▸ REQUIREMENTS
Return all of the data exactly as written, without the pictures.
==== RECORDS TO PROCESS
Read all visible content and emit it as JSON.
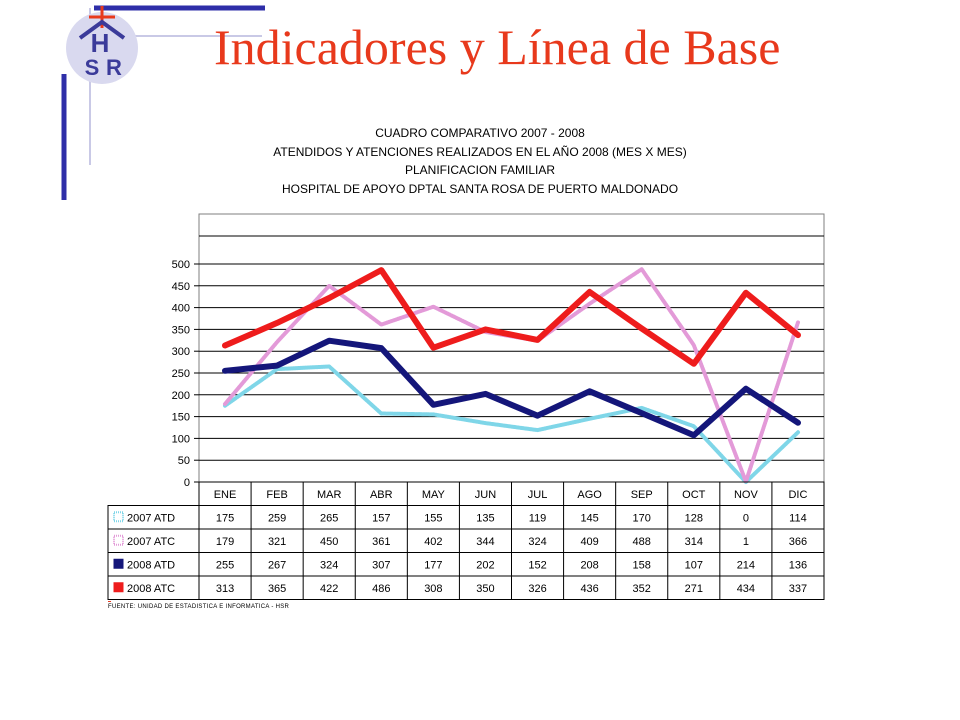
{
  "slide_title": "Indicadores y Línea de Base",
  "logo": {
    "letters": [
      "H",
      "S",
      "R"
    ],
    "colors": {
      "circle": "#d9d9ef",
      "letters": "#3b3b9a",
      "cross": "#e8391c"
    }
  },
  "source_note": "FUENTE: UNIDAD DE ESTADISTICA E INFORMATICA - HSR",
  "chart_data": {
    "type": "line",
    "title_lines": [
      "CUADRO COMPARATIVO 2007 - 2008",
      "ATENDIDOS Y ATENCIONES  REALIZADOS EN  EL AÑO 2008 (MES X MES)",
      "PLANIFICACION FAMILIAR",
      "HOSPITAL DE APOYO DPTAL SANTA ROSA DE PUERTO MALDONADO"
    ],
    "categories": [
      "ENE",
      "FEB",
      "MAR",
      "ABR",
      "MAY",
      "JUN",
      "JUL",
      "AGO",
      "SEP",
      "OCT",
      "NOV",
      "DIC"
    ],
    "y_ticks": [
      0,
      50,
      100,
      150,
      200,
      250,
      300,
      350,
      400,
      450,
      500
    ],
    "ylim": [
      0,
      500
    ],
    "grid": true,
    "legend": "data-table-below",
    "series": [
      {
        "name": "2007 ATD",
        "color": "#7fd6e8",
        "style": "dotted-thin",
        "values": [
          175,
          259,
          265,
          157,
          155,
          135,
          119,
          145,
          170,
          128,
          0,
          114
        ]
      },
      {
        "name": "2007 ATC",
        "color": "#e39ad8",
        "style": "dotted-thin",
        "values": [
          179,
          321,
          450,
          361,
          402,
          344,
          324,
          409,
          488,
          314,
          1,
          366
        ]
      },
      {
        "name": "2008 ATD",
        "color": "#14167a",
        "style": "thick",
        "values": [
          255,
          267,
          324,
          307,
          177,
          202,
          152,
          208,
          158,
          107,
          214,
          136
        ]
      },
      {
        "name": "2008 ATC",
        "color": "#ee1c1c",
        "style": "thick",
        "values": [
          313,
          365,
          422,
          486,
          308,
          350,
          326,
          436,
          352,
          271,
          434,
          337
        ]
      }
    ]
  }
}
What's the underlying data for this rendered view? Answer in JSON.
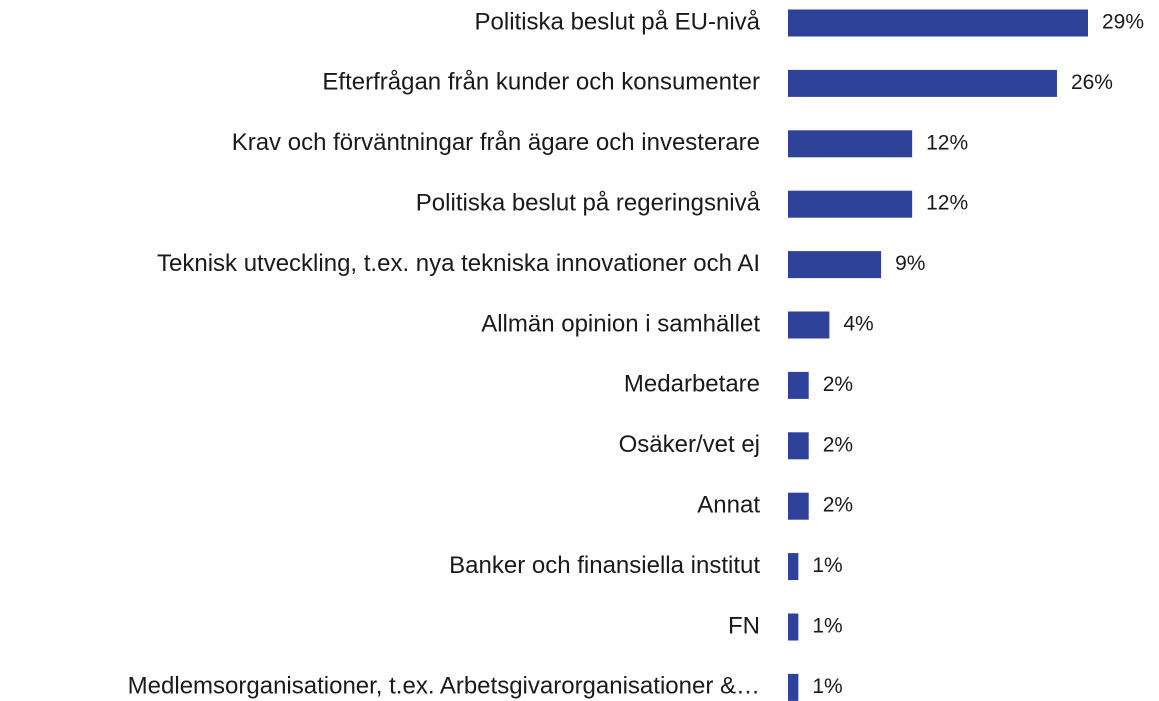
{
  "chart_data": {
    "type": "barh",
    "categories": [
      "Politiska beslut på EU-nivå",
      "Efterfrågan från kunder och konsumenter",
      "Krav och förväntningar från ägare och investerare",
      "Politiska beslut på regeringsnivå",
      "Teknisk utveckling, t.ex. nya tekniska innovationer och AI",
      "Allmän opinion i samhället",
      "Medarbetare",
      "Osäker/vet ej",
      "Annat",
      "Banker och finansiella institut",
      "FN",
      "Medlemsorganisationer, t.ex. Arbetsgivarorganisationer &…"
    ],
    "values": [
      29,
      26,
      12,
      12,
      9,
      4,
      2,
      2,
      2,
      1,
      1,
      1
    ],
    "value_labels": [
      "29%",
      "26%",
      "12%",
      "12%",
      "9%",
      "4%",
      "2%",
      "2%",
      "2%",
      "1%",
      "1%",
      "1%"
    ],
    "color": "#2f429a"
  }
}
========
▸ CORRECT OUTPUT
Read all visible content and emit it as JSON.
{
  "slide_title": "Indicadores y Línea de Base",
  "logo": {
    "letters": [
      "H",
      "S",
      "R"
    ],
    "colors": {
      "circle": "#d9d9ef",
      "letters": "#3b3b9a",
      "cross": "#e8391c"
    }
  },
  "source_note": "FUENTE: UNIDAD DE ESTADISTICA E INFORMATICA - HSR",
  "chart_data": {
    "type": "line",
    "title_lines": [
      "CUADRO COMPARATIVO 2007 - 2008",
      "ATENDIDOS Y ATENCIONES  REALIZADOS EN  EL AÑO 2008 (MES X MES)",
      "PLANIFICACION FAMILIAR",
      "HOSPITAL DE APOYO DPTAL SANTA ROSA DE PUERTO MALDONADO"
    ],
    "categories": [
      "ENE",
      "FEB",
      "MAR",
      "ABR",
      "MAY",
      "JUN",
      "JUL",
      "AGO",
      "SEP",
      "OCT",
      "NOV",
      "DIC"
    ],
    "y_ticks": [
      0,
      50,
      100,
      150,
      200,
      250,
      300,
      350,
      400,
      450,
      500
    ],
    "ylim": [
      0,
      500
    ],
    "grid": true,
    "legend": "data-table-below",
    "series": [
      {
        "name": "2007 ATD",
        "color": "#7fd6e8",
        "style": "dotted-thin",
        "values": [
          175,
          259,
          265,
          157,
          155,
          135,
          119,
          145,
          170,
          128,
          0,
          114
        ]
      },
      {
        "name": "2007 ATC",
        "color": "#e39ad8",
        "style": "dotted-thin",
        "values": [
          179,
          321,
          450,
          361,
          402,
          344,
          324,
          409,
          488,
          314,
          1,
          366
        ]
      },
      {
        "name": "2008 ATD",
        "color": "#14167a",
        "style": "thick",
        "values": [
          255,
          267,
          324,
          307,
          177,
          202,
          152,
          208,
          158,
          107,
          214,
          136
        ]
      },
      {
        "name": "2008 ATC",
        "color": "#ee1c1c",
        "style": "thick",
        "values": [
          313,
          365,
          422,
          486,
          308,
          350,
          326,
          436,
          352,
          271,
          434,
          337
        ]
      }
    ]
  }
}
What's the underlying data for this rendered view? Answer in JSON.
{
  "chart_data": {
    "type": "barh",
    "categories": [
      "Politiska beslut på EU-nivå",
      "Efterfrågan från kunder och konsumenter",
      "Krav och förväntningar från ägare och investerare",
      "Politiska beslut på regeringsnivå",
      "Teknisk utveckling, t.ex. nya tekniska innovationer och AI",
      "Allmän opinion i samhället",
      "Medarbetare",
      "Osäker/vet ej",
      "Annat",
      "Banker och finansiella institut",
      "FN",
      "Medlemsorganisationer, t.ex. Arbetsgivarorganisationer &…"
    ],
    "values": [
      29,
      26,
      12,
      12,
      9,
      4,
      2,
      2,
      2,
      1,
      1,
      1
    ],
    "value_labels": [
      "29%",
      "26%",
      "12%",
      "12%",
      "9%",
      "4%",
      "2%",
      "2%",
      "2%",
      "1%",
      "1%",
      "1%"
    ],
    "color": "#2f429a"
  }
}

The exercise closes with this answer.